Check each line of the listing below for the word "image" and say how many lines have it. Nothing else should be written.

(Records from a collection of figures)

● ● ● ● ● ● ●

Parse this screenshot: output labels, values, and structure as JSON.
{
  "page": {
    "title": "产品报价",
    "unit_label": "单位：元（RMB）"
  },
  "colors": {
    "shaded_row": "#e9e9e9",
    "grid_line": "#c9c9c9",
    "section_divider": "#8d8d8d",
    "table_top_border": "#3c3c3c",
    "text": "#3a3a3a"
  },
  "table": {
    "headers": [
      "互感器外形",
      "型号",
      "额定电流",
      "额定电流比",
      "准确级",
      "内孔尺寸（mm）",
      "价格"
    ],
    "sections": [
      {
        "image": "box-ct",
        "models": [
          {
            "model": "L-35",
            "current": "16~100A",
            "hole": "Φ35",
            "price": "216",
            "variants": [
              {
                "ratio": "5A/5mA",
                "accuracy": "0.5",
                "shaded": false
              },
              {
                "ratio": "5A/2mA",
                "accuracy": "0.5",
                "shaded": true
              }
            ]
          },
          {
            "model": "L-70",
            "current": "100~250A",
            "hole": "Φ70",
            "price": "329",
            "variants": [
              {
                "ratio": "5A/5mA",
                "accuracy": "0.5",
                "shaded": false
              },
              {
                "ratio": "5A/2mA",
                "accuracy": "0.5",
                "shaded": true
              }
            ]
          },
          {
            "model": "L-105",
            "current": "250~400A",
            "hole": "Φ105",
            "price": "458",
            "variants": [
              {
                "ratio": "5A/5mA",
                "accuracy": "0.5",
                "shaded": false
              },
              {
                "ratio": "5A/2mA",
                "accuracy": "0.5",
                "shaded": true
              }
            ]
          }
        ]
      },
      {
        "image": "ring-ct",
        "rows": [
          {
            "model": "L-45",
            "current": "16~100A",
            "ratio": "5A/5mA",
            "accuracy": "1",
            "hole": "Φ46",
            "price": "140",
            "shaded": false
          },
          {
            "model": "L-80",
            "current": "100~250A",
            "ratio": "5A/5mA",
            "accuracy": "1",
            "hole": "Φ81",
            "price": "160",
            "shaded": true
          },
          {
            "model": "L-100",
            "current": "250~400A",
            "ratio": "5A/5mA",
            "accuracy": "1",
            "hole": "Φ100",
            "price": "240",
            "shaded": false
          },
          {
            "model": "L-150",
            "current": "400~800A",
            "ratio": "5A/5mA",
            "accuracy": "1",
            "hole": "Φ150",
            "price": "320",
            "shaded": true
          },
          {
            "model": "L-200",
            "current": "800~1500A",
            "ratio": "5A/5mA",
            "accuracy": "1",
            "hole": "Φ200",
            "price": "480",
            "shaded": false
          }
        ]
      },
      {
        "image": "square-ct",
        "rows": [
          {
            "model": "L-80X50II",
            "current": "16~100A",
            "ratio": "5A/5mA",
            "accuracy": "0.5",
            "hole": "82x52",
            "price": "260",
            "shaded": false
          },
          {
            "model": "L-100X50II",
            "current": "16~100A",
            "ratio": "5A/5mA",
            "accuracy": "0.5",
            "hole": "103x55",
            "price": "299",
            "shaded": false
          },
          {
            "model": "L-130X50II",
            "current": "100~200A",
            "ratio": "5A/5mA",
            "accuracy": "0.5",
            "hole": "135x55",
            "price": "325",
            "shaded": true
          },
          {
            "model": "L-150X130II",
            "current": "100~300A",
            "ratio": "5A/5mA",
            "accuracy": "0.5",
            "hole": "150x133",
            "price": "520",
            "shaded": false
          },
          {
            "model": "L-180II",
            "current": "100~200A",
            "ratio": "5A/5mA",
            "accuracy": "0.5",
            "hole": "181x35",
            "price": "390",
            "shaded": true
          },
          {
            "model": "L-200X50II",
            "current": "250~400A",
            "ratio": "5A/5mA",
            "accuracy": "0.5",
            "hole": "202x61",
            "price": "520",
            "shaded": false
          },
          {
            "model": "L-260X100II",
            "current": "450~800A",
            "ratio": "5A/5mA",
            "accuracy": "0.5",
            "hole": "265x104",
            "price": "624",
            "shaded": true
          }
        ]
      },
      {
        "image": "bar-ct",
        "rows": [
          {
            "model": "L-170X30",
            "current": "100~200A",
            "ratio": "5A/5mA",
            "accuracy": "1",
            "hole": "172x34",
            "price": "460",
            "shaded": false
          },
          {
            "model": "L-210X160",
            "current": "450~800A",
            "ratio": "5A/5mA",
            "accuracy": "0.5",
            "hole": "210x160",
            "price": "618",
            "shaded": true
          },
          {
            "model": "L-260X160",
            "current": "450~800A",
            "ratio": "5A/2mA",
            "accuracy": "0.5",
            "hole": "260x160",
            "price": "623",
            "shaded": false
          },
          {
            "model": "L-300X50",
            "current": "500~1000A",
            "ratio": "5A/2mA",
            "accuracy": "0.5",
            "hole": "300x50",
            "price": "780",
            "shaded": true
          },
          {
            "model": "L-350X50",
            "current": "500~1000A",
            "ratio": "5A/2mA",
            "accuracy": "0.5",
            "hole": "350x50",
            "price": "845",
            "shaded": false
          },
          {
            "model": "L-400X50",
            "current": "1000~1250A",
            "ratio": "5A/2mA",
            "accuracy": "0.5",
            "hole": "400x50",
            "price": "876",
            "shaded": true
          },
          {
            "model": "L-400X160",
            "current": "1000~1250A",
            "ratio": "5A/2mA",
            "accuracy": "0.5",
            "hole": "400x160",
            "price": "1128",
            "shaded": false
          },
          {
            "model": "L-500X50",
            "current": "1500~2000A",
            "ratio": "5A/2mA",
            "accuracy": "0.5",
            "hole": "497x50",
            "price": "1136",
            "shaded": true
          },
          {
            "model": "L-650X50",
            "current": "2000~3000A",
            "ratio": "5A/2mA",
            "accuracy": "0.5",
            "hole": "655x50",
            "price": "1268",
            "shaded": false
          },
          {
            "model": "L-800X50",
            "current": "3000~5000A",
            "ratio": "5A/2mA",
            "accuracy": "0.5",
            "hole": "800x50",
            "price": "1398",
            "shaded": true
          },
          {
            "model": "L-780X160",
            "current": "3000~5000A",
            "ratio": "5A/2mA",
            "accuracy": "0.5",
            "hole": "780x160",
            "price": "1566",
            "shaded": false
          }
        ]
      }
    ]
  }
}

● ● ● ● ● ● ●

Response below: 4